» EXTRACTED RECORDS
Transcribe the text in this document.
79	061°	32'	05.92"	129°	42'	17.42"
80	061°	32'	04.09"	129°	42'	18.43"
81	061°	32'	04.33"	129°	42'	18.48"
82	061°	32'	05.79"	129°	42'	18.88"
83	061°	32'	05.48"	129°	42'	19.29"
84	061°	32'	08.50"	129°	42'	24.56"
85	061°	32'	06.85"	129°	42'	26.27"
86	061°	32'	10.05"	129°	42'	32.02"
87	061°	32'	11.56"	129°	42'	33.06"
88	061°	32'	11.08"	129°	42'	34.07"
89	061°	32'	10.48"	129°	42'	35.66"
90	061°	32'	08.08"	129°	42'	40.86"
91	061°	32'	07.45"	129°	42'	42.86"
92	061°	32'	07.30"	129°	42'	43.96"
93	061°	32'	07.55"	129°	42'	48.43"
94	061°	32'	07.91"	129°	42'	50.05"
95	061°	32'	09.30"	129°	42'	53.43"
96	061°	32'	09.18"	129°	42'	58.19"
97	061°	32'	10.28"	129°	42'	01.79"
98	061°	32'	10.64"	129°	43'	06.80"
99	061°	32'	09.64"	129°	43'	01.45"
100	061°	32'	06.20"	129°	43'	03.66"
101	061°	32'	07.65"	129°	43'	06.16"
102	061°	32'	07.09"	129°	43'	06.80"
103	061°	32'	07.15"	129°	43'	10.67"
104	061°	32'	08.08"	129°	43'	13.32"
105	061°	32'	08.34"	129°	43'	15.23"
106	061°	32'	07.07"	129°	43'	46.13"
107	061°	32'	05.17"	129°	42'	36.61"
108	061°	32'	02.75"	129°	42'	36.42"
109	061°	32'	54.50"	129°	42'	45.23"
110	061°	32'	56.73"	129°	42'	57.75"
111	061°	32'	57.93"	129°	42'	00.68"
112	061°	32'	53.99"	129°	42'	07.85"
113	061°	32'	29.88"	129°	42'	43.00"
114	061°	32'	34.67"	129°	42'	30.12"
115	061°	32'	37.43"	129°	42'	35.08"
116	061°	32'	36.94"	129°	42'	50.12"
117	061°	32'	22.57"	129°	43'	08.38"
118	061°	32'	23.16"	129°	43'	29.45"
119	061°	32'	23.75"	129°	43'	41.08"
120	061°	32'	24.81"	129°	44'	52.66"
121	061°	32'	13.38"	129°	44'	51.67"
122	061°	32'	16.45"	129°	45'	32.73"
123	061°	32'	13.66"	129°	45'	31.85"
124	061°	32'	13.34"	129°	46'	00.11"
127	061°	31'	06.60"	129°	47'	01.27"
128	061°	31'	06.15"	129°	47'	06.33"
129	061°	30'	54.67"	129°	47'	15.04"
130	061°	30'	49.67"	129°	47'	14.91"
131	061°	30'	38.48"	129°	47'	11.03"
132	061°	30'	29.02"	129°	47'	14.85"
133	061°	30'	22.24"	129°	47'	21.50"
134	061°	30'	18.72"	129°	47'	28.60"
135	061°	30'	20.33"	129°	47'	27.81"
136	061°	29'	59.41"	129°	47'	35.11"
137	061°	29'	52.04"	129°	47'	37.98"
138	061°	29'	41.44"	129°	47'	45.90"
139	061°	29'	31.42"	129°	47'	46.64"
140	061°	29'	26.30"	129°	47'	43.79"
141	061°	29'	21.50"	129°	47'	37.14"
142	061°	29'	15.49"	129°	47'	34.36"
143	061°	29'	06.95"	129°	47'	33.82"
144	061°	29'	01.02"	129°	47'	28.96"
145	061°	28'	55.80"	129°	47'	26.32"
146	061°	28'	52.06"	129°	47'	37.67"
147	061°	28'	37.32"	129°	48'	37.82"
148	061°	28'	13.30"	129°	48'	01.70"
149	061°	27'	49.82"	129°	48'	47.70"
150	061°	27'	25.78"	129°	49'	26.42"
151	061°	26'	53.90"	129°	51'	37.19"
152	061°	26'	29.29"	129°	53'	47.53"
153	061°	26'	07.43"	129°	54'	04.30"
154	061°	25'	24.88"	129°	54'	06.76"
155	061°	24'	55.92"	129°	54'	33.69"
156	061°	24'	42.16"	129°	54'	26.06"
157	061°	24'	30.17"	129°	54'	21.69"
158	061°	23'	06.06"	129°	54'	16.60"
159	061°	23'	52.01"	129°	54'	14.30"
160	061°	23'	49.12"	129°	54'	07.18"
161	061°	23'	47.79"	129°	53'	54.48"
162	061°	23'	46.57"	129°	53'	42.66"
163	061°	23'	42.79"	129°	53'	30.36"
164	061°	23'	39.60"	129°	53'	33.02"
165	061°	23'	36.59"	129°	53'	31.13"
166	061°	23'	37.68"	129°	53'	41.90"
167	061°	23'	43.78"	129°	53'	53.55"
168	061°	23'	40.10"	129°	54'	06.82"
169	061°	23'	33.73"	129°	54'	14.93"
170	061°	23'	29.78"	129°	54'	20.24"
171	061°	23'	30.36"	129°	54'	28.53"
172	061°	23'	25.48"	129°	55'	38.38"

» TASK TO COMPLETE
Copy each record from above exactly, and include every line.

» WORKED SOLUTION
Transcribe the text in this document.
79	061°	32'	05.92"	129°	42'	17.42"
80	061°	32'	04.09"	129°	42'	18.43"
81	061°	32'	04.33"	129°	42'	18.48"
82	061°	32'	05.79"	129°	42'	18.88"
83	061°	32'	05.48"	129°	42'	19.29"
84	061°	32'	08.50"	129°	42'	24.56"
85	061°	32'	06.85"	129°	42'	26.27"
86	061°	32'	10.05"	129°	42'	32.02"
87	061°	32'	11.56"	129°	42'	33.06"
88	061°	32'	11.08"	129°	42'	34.07"
89	061°	32'	10.48"	129°	42'	35.66"
90	061°	32'	08.08"	129°	42'	40.86"
91	061°	32'	07.45"	129°	42'	42.86"
92	061°	32'	07.30"	129°	42'	43.96"
93	061°	32'	07.55"	129°	42'	48.43"
94	061°	32'	07.91"	129°	42'	50.05"
95	061°	32'	09.30"	129°	42'	53.43"
96	061°	32'	09.18"	129°	42'	58.19"
97	061°	32'	10.28"	129°	42'	01.79"
98	061°	32'	10.64"	129°	43'	06.80"
99	061°	32'	09.64"	129°	43'	01.45"
100	061°	32'	06.20"	129°	43'	03.66"
101	061°	32'	07.65"	129°	43'	06.16"
102	061°	32'	07.09"	129°	43'	06.80"
103	061°	32'	07.15"	129°	43'	10.67"
104	061°	32'	08.08"	129°	43'	13.32"
105	061°	32'	08.34"	129°	43'	15.23"
106	061°	32'	07.07"	129°	43'	46.13"
107	061°	32'	05.17"	129°	42'	36.61"
108	061°	32'	02.75"	129°	42'	36.42"
109	061°	32'	54.50"	129°	42'	45.23"
110	061°	32'	56.73"	129°	42'	57.75"
111	061°	32'	57.93"	129°	42'	00.68"
112	061°	32'	53.99"	129°	42'	07.85"
113	061°	32'	29.88"	129°	42'	43.00"
114	061°	32'	34.67"	129°	42'	30.12"
115	061°	32'	37.43"	129°	42'	35.08"
116	061°	32'	36.94"	129°	42'	50.12"
117	061°	32'	22.57"	129°	43'	08.38"
118	061°	32'	23.16"	129°	43'	29.45"
119	061°	32'	23.75"	129°	43'	41.08"
120	061°	32'	24.81"	129°	44'	52.66"
121	061°	32'	13.38"	129°	44'	51.67"
122	061°	32'	16.45"	129°	45'	32.73"
123	061°	32'	13.66"	129°	45'	31.85"
124	061°	32'	13.34"	129°	46'	00.11"
127	061°	31'	06.60"	129°	47'	01.27"
128	061°	31'	06.15"	129°	47'	06.33"
129	061°	30'	54.67"	129°	47'	15.04"
130	061°	30'	49.67"	129°	47'	14.91"
131	061°	30'	38.48"	129°	47'	11.03"
132	061°	30'	29.02"	129°	47'	14.85"
133	061°	30'	22.24"	129°	47'	21.50"
134	061°	30'	18.72"	129°	47'	28.60"
135	061°	30'	20.33"	129°	47'	27.81"
136	061°	29'	59.41"	129°	47'	35.11"
137	061°	29'	52.04"	129°	47'	37.98"
138	061°	29'	41.44"	129°	47'	45.90"
139	061°	29'	31.42"	129°	47'	46.64"
140	061°	29'	26.30"	129°	47'	43.79"
141	061°	29'	21.50"	129°	47'	37.14"
142	061°	29'	15.49"	129°	47'	34.36"
143	061°	29'	06.95"	129°	47'	33.82"
144	061°	29'	01.02"	129°	47'	28.96"
145	061°	28'	55.80"	129°	47'	26.32"
146	061°	28'	52.06"	129°	47'	37.67"
147	061°	28'	37.32"	129°	48'	37.82"
148	061°	28'	13.30"	129°	48'	01.70"
149	061°	27'	49.82"	129°	48'	47.70"
150	061°	27'	25.78"	129°	49'	26.42"
151	061°	26'	53.90"	129°	51'	37.19"
152	061°	26'	29.29"	129°	53'	47.53"
153	061°	26'	07.43"	129°	54'	04.30"
154	061°	25'	24.88"	129°	54'	06.76"
155	061°	24'	55.92"	129°	54'	33.69"
156	061°	24'	42.16"	129°	54'	26.06"
157	061°	24'	30.17"	129°	54'	21.69"
158	061°	23'	06.06"	129°	54'	16.60"
159	061°	23'	52.01"	129°	54'	14.30"
160	061°	23'	49.12"	129°	54'	07.18"
161	061°	23'	47.79"	129°	53'	54.48"
162	061°	23'	46.57"	129°	53'	42.66"
163	061°	23'	42.79"	129°	53'	30.36"
164	061°	23'	39.60"	129°	53'	33.02"
165	061°	23'	36.59"	129°	53'	31.13"
166	061°	23'	37.68"	129°	53'	41.90"
167	061°	23'	43.78"	129°	53'	53.55"
168	061°	23'	40.10"	129°	54'	06.82"
169	061°	23'	33.73"	129°	54'	14.93"
170	061°	23'	29.78"	129°	54'	20.24"
171	061°	23'	30.36"	129°	54'	28.53"
172	061°	23'	25.48"	129°	55'	38.38"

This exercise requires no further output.